RECORD EXTRACTS:
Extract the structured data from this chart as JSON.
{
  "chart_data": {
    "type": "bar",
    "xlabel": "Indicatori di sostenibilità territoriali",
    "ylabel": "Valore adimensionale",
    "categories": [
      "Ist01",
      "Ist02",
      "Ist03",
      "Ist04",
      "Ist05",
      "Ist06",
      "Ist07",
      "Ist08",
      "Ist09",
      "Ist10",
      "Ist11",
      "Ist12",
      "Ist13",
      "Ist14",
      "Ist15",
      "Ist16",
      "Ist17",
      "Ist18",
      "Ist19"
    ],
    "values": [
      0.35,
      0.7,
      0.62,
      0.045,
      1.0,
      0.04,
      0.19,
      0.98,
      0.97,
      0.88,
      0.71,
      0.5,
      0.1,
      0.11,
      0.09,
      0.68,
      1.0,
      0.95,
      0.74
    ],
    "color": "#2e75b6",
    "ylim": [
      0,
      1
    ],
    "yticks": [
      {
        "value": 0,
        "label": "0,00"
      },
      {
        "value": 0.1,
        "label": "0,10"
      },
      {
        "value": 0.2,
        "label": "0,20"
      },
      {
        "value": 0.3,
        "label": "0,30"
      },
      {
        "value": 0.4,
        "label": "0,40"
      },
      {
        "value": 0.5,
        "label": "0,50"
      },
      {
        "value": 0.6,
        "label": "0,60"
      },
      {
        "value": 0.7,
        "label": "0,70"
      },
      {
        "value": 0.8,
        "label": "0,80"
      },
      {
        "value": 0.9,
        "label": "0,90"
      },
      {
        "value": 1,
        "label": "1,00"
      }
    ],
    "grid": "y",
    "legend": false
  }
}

---

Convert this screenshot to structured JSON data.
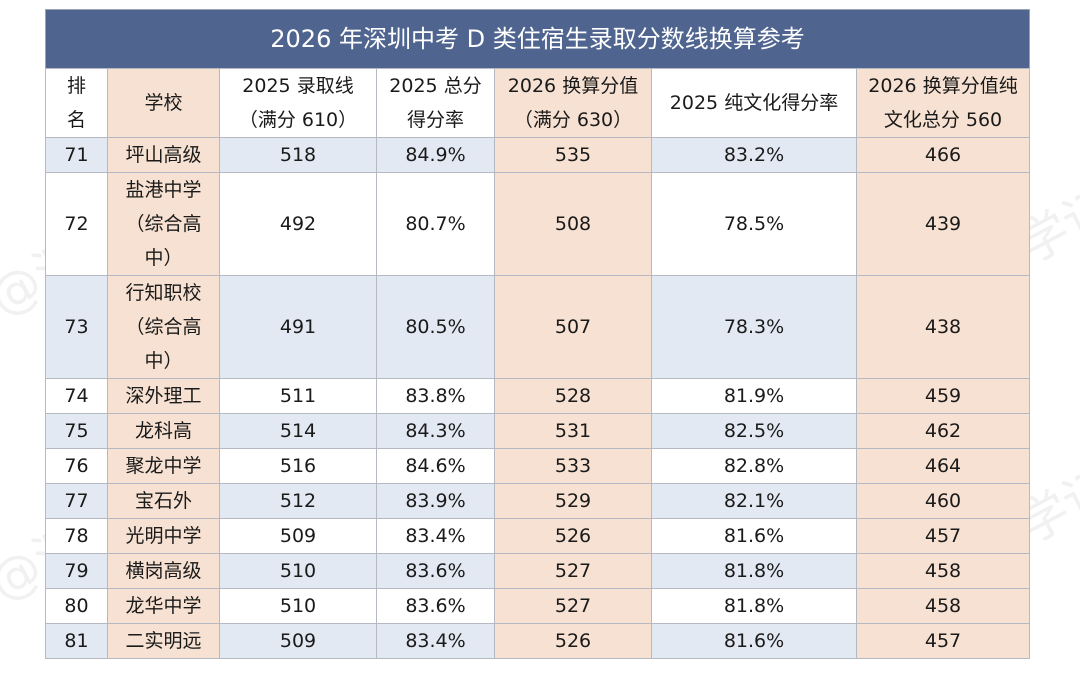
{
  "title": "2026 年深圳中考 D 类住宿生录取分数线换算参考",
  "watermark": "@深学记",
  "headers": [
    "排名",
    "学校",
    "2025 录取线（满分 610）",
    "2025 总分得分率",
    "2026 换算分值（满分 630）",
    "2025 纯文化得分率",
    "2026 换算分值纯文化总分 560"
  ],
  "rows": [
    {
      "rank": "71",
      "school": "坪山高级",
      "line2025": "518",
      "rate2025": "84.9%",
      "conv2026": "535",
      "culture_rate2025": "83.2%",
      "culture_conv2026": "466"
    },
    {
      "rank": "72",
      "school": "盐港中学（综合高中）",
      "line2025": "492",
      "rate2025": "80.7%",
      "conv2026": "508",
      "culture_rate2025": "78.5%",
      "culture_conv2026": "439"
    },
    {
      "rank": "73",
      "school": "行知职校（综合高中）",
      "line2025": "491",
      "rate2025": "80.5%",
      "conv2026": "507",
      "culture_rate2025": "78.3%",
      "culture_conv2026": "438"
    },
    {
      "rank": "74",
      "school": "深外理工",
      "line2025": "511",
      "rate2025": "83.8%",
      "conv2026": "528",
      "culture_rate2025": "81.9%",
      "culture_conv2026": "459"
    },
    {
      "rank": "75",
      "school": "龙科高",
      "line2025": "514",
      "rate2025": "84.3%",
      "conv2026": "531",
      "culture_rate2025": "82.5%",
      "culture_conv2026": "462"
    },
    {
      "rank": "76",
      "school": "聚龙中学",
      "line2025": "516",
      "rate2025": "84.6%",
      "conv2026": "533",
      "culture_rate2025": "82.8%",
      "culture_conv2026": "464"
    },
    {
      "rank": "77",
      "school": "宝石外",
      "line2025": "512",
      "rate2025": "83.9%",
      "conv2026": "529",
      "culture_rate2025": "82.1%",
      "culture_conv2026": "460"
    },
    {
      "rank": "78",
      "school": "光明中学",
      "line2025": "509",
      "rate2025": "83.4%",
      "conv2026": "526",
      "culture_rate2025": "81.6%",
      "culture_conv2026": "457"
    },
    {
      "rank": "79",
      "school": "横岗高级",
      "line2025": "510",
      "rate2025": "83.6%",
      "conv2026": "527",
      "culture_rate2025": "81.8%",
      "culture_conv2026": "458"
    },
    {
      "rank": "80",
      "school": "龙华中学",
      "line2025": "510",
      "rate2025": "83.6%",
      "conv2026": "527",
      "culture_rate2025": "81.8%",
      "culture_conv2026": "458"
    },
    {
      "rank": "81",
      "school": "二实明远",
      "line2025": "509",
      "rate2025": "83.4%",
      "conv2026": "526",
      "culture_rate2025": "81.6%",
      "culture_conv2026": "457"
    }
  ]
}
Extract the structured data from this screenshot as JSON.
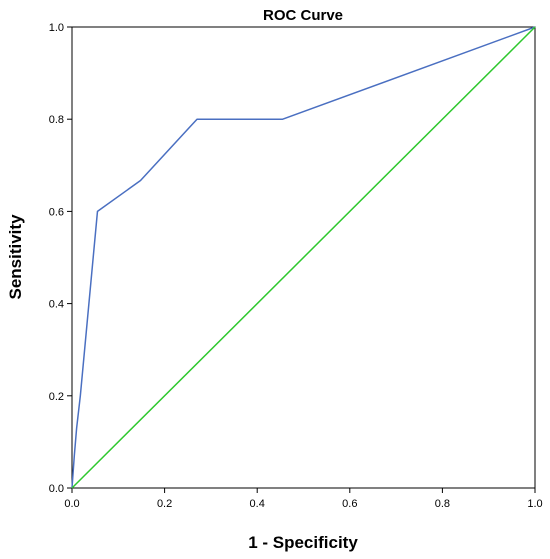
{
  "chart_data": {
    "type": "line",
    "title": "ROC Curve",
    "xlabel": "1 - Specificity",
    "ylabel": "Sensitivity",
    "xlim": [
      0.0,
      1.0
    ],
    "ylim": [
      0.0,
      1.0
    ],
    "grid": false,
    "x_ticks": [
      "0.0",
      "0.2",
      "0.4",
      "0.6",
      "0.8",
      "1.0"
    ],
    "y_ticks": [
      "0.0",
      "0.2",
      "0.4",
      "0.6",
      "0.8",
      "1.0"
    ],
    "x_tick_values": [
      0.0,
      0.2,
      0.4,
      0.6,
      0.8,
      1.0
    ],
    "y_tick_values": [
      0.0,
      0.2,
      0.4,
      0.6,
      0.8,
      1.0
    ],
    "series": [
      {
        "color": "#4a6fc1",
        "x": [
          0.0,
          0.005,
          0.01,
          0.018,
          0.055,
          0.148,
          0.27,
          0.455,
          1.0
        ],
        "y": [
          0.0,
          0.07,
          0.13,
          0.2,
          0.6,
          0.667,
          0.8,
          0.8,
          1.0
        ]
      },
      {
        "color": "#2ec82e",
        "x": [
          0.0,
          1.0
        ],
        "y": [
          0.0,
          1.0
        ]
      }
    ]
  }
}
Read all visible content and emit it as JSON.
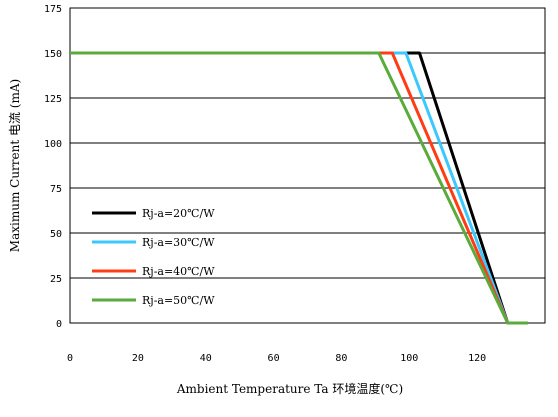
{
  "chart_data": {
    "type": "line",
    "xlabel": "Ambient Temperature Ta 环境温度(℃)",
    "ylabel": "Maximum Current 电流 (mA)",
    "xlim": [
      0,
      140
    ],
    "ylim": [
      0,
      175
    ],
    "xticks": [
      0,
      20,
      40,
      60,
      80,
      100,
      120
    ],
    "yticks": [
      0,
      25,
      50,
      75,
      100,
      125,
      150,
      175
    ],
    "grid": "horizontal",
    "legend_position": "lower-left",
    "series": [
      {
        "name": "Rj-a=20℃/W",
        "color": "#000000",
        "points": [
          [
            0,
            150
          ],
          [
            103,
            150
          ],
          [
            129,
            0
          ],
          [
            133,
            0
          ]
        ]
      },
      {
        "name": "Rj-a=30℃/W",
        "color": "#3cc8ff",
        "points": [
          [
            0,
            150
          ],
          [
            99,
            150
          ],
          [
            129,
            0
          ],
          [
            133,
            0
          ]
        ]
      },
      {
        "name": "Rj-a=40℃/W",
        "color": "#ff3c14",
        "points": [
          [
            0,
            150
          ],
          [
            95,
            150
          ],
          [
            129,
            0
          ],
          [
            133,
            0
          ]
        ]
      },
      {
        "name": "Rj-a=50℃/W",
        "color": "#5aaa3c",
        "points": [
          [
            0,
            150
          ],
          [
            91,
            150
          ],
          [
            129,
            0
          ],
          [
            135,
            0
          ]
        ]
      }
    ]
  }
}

SET EXERCISE: A number is the only answer here: how many lines of the material above contain "JSON"?

THE OUTPUT: 4